GOAL OF THE EXERCISE: Repeat each line exactly as it is written.

EXERCISE INPUTS:

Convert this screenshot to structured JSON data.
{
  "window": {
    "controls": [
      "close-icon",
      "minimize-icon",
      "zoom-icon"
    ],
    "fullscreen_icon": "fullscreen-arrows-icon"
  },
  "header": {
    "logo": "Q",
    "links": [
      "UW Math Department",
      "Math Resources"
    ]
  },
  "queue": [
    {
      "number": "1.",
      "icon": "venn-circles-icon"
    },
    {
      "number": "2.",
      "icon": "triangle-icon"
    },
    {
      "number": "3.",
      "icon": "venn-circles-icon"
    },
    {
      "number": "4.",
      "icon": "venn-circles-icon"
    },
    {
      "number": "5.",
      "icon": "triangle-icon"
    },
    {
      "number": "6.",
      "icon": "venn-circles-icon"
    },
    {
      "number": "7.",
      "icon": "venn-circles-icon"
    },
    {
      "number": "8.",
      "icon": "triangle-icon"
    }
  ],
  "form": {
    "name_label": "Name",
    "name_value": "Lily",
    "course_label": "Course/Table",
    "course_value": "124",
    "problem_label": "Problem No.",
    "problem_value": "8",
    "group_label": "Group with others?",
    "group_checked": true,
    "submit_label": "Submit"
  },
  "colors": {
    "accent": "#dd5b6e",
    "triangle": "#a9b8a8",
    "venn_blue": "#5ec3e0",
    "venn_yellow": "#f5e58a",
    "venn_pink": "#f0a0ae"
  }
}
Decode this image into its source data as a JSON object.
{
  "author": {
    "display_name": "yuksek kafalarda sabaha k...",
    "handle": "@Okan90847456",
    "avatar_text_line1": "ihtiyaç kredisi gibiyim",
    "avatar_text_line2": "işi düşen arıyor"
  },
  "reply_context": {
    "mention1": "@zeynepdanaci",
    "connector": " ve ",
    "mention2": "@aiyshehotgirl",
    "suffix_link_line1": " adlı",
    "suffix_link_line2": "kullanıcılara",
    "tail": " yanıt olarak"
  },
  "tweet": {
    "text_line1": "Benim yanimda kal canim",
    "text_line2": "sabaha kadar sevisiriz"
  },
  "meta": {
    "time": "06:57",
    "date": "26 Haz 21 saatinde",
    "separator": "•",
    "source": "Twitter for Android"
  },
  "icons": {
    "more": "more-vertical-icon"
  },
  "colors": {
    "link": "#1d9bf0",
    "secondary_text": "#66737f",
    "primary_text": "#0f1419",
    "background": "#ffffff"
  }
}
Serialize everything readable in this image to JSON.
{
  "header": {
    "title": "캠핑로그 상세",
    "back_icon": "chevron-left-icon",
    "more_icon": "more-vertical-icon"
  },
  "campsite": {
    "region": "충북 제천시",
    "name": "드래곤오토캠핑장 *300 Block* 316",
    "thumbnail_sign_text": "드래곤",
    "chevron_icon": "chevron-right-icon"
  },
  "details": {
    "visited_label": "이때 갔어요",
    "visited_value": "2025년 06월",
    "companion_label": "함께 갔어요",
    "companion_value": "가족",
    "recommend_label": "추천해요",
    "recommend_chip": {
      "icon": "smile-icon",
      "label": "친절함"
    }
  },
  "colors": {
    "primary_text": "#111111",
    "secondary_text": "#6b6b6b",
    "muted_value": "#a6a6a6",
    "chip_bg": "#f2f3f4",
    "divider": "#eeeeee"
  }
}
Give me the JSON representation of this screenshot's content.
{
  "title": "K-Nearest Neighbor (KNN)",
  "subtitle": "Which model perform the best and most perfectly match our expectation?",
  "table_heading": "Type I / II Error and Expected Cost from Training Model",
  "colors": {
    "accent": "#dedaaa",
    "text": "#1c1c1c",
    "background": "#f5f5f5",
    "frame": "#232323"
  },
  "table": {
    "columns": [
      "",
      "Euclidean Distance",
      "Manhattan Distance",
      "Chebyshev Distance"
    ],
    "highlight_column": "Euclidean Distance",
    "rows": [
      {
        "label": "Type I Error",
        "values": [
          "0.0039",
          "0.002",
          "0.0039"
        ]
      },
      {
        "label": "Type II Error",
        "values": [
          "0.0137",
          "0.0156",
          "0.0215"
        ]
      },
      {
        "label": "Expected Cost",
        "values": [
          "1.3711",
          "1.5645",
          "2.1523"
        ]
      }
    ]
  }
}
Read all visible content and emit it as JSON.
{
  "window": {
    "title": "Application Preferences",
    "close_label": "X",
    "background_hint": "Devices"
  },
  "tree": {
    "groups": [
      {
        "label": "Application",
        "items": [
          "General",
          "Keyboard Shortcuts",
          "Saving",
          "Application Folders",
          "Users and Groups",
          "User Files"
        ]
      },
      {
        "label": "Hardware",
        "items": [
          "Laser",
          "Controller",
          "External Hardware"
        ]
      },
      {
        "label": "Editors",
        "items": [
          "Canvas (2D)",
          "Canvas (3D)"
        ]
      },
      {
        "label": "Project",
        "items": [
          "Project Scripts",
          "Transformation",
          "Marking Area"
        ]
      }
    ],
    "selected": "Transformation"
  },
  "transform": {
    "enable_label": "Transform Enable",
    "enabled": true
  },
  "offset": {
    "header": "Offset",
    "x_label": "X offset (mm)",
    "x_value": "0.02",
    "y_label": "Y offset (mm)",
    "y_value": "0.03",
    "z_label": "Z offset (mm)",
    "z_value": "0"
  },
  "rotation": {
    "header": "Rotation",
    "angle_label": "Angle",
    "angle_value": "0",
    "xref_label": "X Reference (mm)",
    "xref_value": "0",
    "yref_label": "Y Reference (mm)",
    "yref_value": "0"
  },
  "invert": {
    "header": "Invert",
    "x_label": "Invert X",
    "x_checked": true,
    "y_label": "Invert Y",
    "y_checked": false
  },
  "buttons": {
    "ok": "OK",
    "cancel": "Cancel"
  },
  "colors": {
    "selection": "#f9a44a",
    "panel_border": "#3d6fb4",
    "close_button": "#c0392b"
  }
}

OUTPUT BELOW:
Convert this screenshot to structured JSON data.
{
  "window": {
    "controls": [
      "close-icon",
      "minimize-icon",
      "zoom-icon"
    ],
    "fullscreen_icon": "fullscreen-arrows-icon"
  },
  "header": {
    "logo": "Q",
    "links": [
      "UW Math Department",
      "Math Resources"
    ]
  },
  "queue": [
    {
      "number": "1.",
      "icon": "venn-circles-icon"
    },
    {
      "number": "2.",
      "icon": "triangle-icon"
    },
    {
      "number": "3.",
      "icon": "venn-circles-icon"
    },
    {
      "number": "4.",
      "icon": "venn-circles-icon"
    },
    {
      "number": "5.",
      "icon": "triangle-icon"
    },
    {
      "number": "6.",
      "icon": "venn-circles-icon"
    },
    {
      "number": "7.",
      "icon": "venn-circles-icon"
    },
    {
      "number": "8.",
      "icon": "triangle-icon"
    }
  ],
  "form": {
    "name_label": "Name",
    "name_value": "Lily",
    "course_label": "Course/Table",
    "course_value": "124",
    "problem_label": "Problem No.",
    "problem_value": "8",
    "group_label": "Group with others?",
    "group_checked": true,
    "submit_label": "Submit"
  },
  "colors": {
    "accent": "#dd5b6e",
    "triangle": "#a9b8a8",
    "venn_blue": "#5ec3e0",
    "venn_yellow": "#f5e58a",
    "venn_pink": "#f0a0ae"
  }
}
Decode this image into its source data as a JSON object.
{
  "author": {
    "display_name": "yuksek kafalarda sabaha k...",
    "handle": "@Okan90847456",
    "avatar_text_line1": "ihtiyaç kredisi gibiyim",
    "avatar_text_line2": "işi düşen arıyor"
  },
  "reply_context": {
    "mention1": "@zeynepdanaci",
    "connector": " ve ",
    "mention2": "@aiyshehotgirl",
    "suffix_link_line1": " adlı",
    "suffix_link_line2": "kullanıcılara",
    "tail": " yanıt olarak"
  },
  "tweet": {
    "text_line1": "Benim yanimda kal canim",
    "text_line2": "sabaha kadar sevisiriz"
  },
  "meta": {
    "time": "06:57",
    "date": "26 Haz 21 saatinde",
    "separator": "•",
    "source": "Twitter for Android"
  },
  "icons": {
    "more": "more-vertical-icon"
  },
  "colors": {
    "link": "#1d9bf0",
    "secondary_text": "#66737f",
    "primary_text": "#0f1419",
    "background": "#ffffff"
  }
}
Serialize everything readable in this image to JSON.
{
  "header": {
    "title": "캠핑로그 상세",
    "back_icon": "chevron-left-icon",
    "more_icon": "more-vertical-icon"
  },
  "campsite": {
    "region": "충북 제천시",
    "name": "드래곤오토캠핑장 *300 Block* 316",
    "thumbnail_sign_text": "드래곤",
    "chevron_icon": "chevron-right-icon"
  },
  "details": {
    "visited_label": "이때 갔어요",
    "visited_value": "2025년 06월",
    "companion_label": "함께 갔어요",
    "companion_value": "가족",
    "recommend_label": "추천해요",
    "recommend_chip": {
      "icon": "smile-icon",
      "label": "친절함"
    }
  },
  "colors": {
    "primary_text": "#111111",
    "secondary_text": "#6b6b6b",
    "muted_value": "#a6a6a6",
    "chip_bg": "#f2f3f4",
    "divider": "#eeeeee"
  }
}
Give me the JSON representation of this screenshot's content.
{
  "title": "K-Nearest Neighbor (KNN)",
  "subtitle": "Which model perform the best and most perfectly match our expectation?",
  "table_heading": "Type I / II Error and Expected Cost from Training Model",
  "colors": {
    "accent": "#dedaaa",
    "text": "#1c1c1c",
    "background": "#f5f5f5",
    "frame": "#232323"
  },
  "table": {
    "columns": [
      "",
      "Euclidean Distance",
      "Manhattan Distance",
      "Chebyshev Distance"
    ],
    "highlight_column": "Euclidean Distance",
    "rows": [
      {
        "label": "Type I Error",
        "values": [
          "0.0039",
          "0.002",
          "0.0039"
        ]
      },
      {
        "label": "Type II Error",
        "values": [
          "0.0137",
          "0.0156",
          "0.0215"
        ]
      },
      {
        "label": "Expected Cost",
        "values": [
          "1.3711",
          "1.5645",
          "2.1523"
        ]
      }
    ]
  }
}
Read all visible content and emit it as JSON.
{
  "window": {
    "title": "Application Preferences",
    "close_label": "X",
    "background_hint": "Devices"
  },
  "tree": {
    "groups": [
      {
        "label": "Application",
        "items": [
          "General",
          "Keyboard Shortcuts",
          "Saving",
          "Application Folders",
          "Users and Groups",
          "User Files"
        ]
      },
      {
        "label": "Hardware",
        "items": [
          "Laser",
          "Controller",
          "External Hardware"
        ]
      },
      {
        "label": "Editors",
        "items": [
          "Canvas (2D)",
          "Canvas (3D)"
        ]
      },
      {
        "label": "Project",
        "items": [
          "Project Scripts",
          "Transformation",
          "Marking Area"
        ]
      }
    ],
    "selected": "Transformation"
  },
  "transform": {
    "enable_label": "Transform Enable",
    "enabled": true
  },
  "offset": {
    "header": "Offset",
    "x_label": "X offset (mm)",
    "x_value": "0.02",
    "y_label": "Y offset (mm)",
    "y_value": "0.03",
    "z_label": "Z offset (mm)",
    "z_value": "0"
  },
  "rotation": {
    "header": "Rotation",
    "angle_label": "Angle",
    "angle_value": "0",
    "xref_label": "X Reference (mm)",
    "xref_value": "0",
    "yref_label": "Y Reference (mm)",
    "yref_value": "0"
  },
  "invert": {
    "header": "Invert",
    "x_label": "Invert X",
    "x_checked": true,
    "y_label": "Invert Y",
    "y_checked": false
  },
  "buttons": {
    "ok": "OK",
    "cancel": "Cancel"
  },
  "colors": {
    "selection": "#f9a44a",
    "panel_border": "#3d6fb4",
    "close_button": "#c0392b"
  }
}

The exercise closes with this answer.